Dataset items:
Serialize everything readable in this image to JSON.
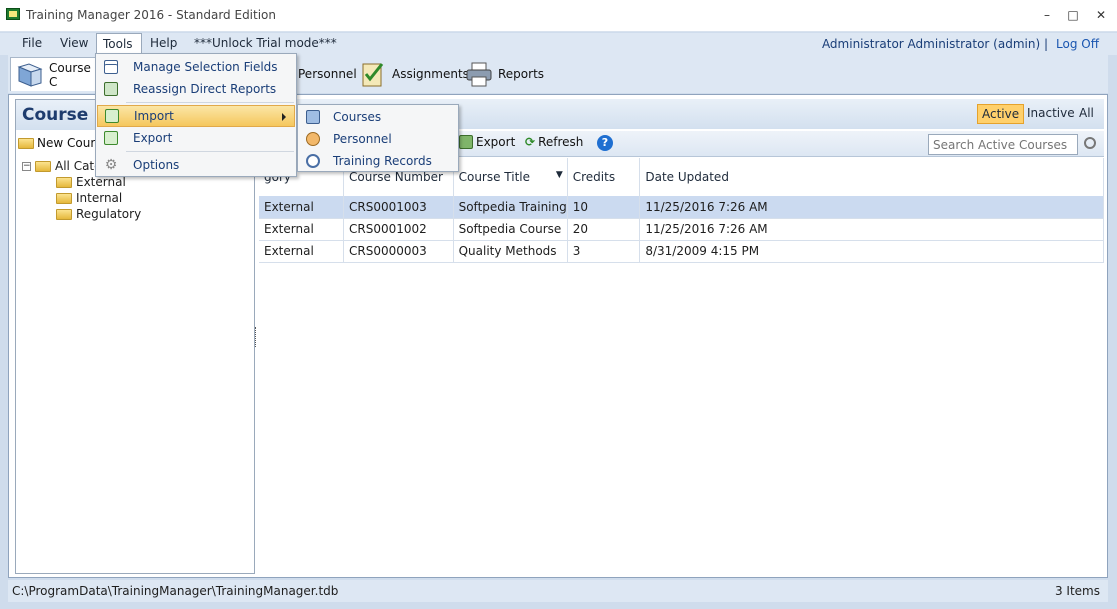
{
  "window": {
    "title": "Training Manager 2016 - Standard Edition",
    "minimize": "–",
    "maximize": "□",
    "close": "✕"
  },
  "menubar": {
    "items": [
      "File",
      "View",
      "Tools",
      "Help",
      "***Unlock Trial mode***"
    ],
    "user": "Administrator Administrator (admin)  |",
    "logoff": "Log Off"
  },
  "toolbar": {
    "tabs": [
      "Course Catalog",
      "Personnel",
      "Assignments",
      "Reports"
    ],
    "visible_course_label": "Course C"
  },
  "tools_menu": {
    "items": [
      "Manage Selection Fields",
      "Reassign Direct Reports",
      "Import",
      "Export",
      "Options"
    ],
    "import_submenu": [
      "Courses",
      "Personnel",
      "Training Records"
    ]
  },
  "left_pane": {
    "title": "Course C",
    "new_course": "New Cours",
    "tree": {
      "root": "All Cate",
      "children": [
        "External",
        "Internal",
        "Regulatory"
      ]
    }
  },
  "right_pane": {
    "filters": [
      "Active",
      "Inactive",
      "All"
    ],
    "actions": {
      "export": "Export",
      "refresh": "Refresh"
    },
    "search_placeholder": "Search Active Courses",
    "columns": [
      "gory",
      "Course Number",
      "Course Title",
      "Credits",
      "Date Updated"
    ],
    "rows": [
      [
        "External",
        "CRS0001003",
        "Softpedia Training",
        "10",
        "11/25/2016 7:26 AM"
      ],
      [
        "External",
        "CRS0001002",
        "Softpedia Course",
        "20",
        "11/25/2016 7:26 AM"
      ],
      [
        "External",
        "CRS0000003",
        "Quality Methods",
        "3",
        "8/31/2009 4:15 PM"
      ]
    ]
  },
  "statusbar": {
    "path": "C:\\ProgramData\\TrainingManager\\TrainingManager.tdb",
    "count": "3 Items"
  },
  "colors": {
    "accent": "#1a3e78",
    "selection_row": "#cbdaf0",
    "active_filter": "#ffd06b"
  }
}
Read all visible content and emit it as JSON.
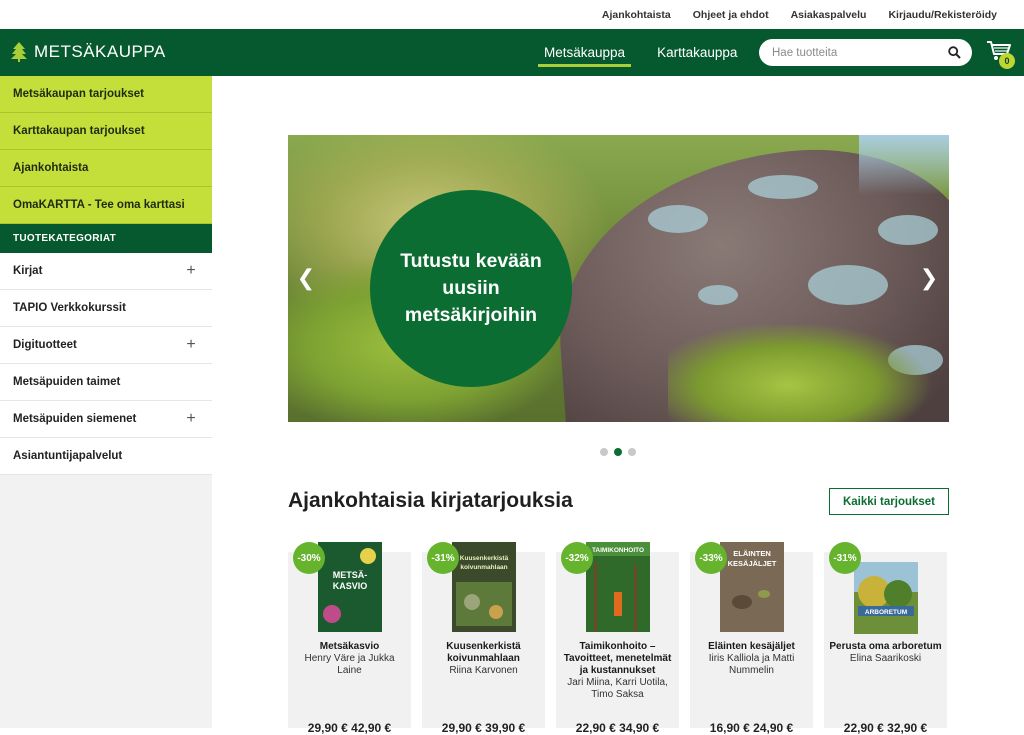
{
  "topbar": {
    "links": [
      "Ajankohtaista",
      "Ohjeet ja ehdot",
      "Asiakaspalvelu",
      "Kirjaudu/Rekisteröidy"
    ]
  },
  "header": {
    "logo_text": "METSÄKAUPPA",
    "nav": [
      {
        "label": "Metsäkauppa",
        "active": true
      },
      {
        "label": "Karttakauppa",
        "active": false
      }
    ],
    "search_placeholder": "Hae tuotteita",
    "cart_count": "0"
  },
  "sidebar": {
    "promo_items": [
      "Metsäkaupan tarjoukset",
      "Karttakaupan tarjoukset",
      "Ajankohtaista",
      "OmaKARTTA - Tee oma karttasi"
    ],
    "categories_header": "TUOTEKATEGORIAT",
    "categories": [
      {
        "label": "Kirjat",
        "expandable": true
      },
      {
        "label": "TAPIO Verkkokurssit",
        "expandable": false
      },
      {
        "label": "Digituotteet",
        "expandable": true
      },
      {
        "label": "Metsäpuiden taimet",
        "expandable": false
      },
      {
        "label": "Metsäpuiden siemenet",
        "expandable": true
      },
      {
        "label": "Asiantuntijapalvelut",
        "expandable": false
      }
    ]
  },
  "hero": {
    "text": "Tutustu kevään uusiin metsäkirjoihin",
    "slides": 3,
    "active_slide": 2
  },
  "section": {
    "title": "Ajankohtaisia kirjatarjouksia",
    "all_button": "Kaikki tarjoukset"
  },
  "products": [
    {
      "discount": "-30%",
      "title": "Metsäkasvio",
      "author": "Henry Väre ja Jukka Laine",
      "price": "29,90 € 42,90 €",
      "cover_color": "#1a5a2e",
      "cover_text": "METSÄ-KASVIO"
    },
    {
      "discount": "-31%",
      "title": "Kuusenkerkistä koivunmahlaan",
      "author": "Riina Karvonen",
      "price": "29,90 € 39,90 €",
      "cover_color": "#3a4a2a",
      "cover_text": "Kuusenkerkistä koivunmahlaan"
    },
    {
      "discount": "-32%",
      "title": "Taimikonhoito – Tavoitteet, menetelmät ja kustannukset",
      "author": "Jari Miina, Karri Uotila, Timo Saksa",
      "price": "22,90 € 34,90 €",
      "cover_color": "#2f6a2a",
      "cover_text": "TAIMIKONHOITO"
    },
    {
      "discount": "-33%",
      "title": "Eläinten kesäjäljet",
      "author": "Iiris Kalliola ja Matti Nummelin",
      "price": "16,90 € 24,90 €",
      "cover_color": "#7a6a55",
      "cover_text": "ELÄINTEN KESÄJÄLJET"
    },
    {
      "discount": "-31%",
      "title": "Perusta oma arboretum",
      "author": "Elina Saarikoski",
      "price": "22,90 € 32,90 €",
      "cover_color": "#6e8f3a",
      "cover_text": "ARBORETUM"
    }
  ]
}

Exercise instructions: Without the images, write out each line of the data verbatim.

Solution to the exercise:
Serialize everything readable in this image to JSON.
{
  "window": {
    "title": "Training Manager 2016 - Standard Edition",
    "minimize": "–",
    "maximize": "□",
    "close": "✕"
  },
  "menubar": {
    "items": [
      "File",
      "View",
      "Tools",
      "Help",
      "***Unlock Trial mode***"
    ],
    "user": "Administrator Administrator (admin)  |",
    "logoff": "Log Off"
  },
  "toolbar": {
    "tabs": [
      "Course Catalog",
      "Personnel",
      "Assignments",
      "Reports"
    ],
    "visible_course_label": "Course C"
  },
  "tools_menu": {
    "items": [
      "Manage Selection Fields",
      "Reassign Direct Reports",
      "Import",
      "Export",
      "Options"
    ],
    "import_submenu": [
      "Courses",
      "Personnel",
      "Training Records"
    ]
  },
  "left_pane": {
    "title": "Course C",
    "new_course": "New Cours",
    "tree": {
      "root": "All Cate",
      "children": [
        "External",
        "Internal",
        "Regulatory"
      ]
    }
  },
  "right_pane": {
    "filters": [
      "Active",
      "Inactive",
      "All"
    ],
    "actions": {
      "export": "Export",
      "refresh": "Refresh"
    },
    "search_placeholder": "Search Active Courses",
    "columns": [
      "gory",
      "Course Number",
      "Course Title",
      "Credits",
      "Date Updated"
    ],
    "rows": [
      [
        "External",
        "CRS0001003",
        "Softpedia Training",
        "10",
        "11/25/2016 7:26 AM"
      ],
      [
        "External",
        "CRS0001002",
        "Softpedia Course",
        "20",
        "11/25/2016 7:26 AM"
      ],
      [
        "External",
        "CRS0000003",
        "Quality Methods",
        "3",
        "8/31/2009 4:15 PM"
      ]
    ]
  },
  "statusbar": {
    "path": "C:\\ProgramData\\TrainingManager\\TrainingManager.tdb",
    "count": "3 Items"
  },
  "colors": {
    "accent": "#1a3e78",
    "selection_row": "#cbdaf0",
    "active_filter": "#ffd06b"
  }
}
Read all visible content and emit it as JSON.
{
  "topbar": {
    "links": [
      "Ajankohtaista",
      "Ohjeet ja ehdot",
      "Asiakaspalvelu",
      "Kirjaudu/Rekisteröidy"
    ]
  },
  "header": {
    "logo_text": "METSÄKAUPPA",
    "nav": [
      {
        "label": "Metsäkauppa",
        "active": true
      },
      {
        "label": "Karttakauppa",
        "active": false
      }
    ],
    "search_placeholder": "Hae tuotteita",
    "cart_count": "0"
  },
  "sidebar": {
    "promo_items": [
      "Metsäkaupan tarjoukset",
      "Karttakaupan tarjoukset",
      "Ajankohtaista",
      "OmaKARTTA - Tee oma karttasi"
    ],
    "categories_header": "TUOTEKATEGORIAT",
    "categories": [
      {
        "label": "Kirjat",
        "expandable": true
      },
      {
        "label": "TAPIO Verkkokurssit",
        "expandable": false
      },
      {
        "label": "Digituotteet",
        "expandable": true
      },
      {
        "label": "Metsäpuiden taimet",
        "expandable": false
      },
      {
        "label": "Metsäpuiden siemenet",
        "expandable": true
      },
      {
        "label": "Asiantuntijapalvelut",
        "expandable": false
      }
    ]
  },
  "hero": {
    "text": "Tutustu kevään uusiin metsäkirjoihin",
    "slides": 3,
    "active_slide": 2
  },
  "section": {
    "title": "Ajankohtaisia kirjatarjouksia",
    "all_button": "Kaikki tarjoukset"
  },
  "products": [
    {
      "discount": "-30%",
      "title": "Metsäkasvio",
      "author": "Henry Väre ja Jukka Laine",
      "price": "29,90 € 42,90 €",
      "cover_color": "#1a5a2e",
      "cover_text": "METSÄ-KASVIO"
    },
    {
      "discount": "-31%",
      "title": "Kuusenkerkistä koivunmahlaan",
      "author": "Riina Karvonen",
      "price": "29,90 € 39,90 €",
      "cover_color": "#3a4a2a",
      "cover_text": "Kuusenkerkistä koivunmahlaan"
    },
    {
      "discount": "-32%",
      "title": "Taimikonhoito – Tavoitteet, menetelmät ja kustannukset",
      "author": "Jari Miina, Karri Uotila, Timo Saksa",
      "price": "22,90 € 34,90 €",
      "cover_color": "#2f6a2a",
      "cover_text": "TAIMIKONHOITO"
    },
    {
      "discount": "-33%",
      "title": "Eläinten kesäjäljet",
      "author": "Iiris Kalliola ja Matti Nummelin",
      "price": "16,90 € 24,90 €",
      "cover_color": "#7a6a55",
      "cover_text": "ELÄINTEN KESÄJÄLJET"
    },
    {
      "discount": "-31%",
      "title": "Perusta oma arboretum",
      "author": "Elina Saarikoski",
      "price": "22,90 € 32,90 €",
      "cover_color": "#6e8f3a",
      "cover_text": "ARBORETUM"
    }
  ]
}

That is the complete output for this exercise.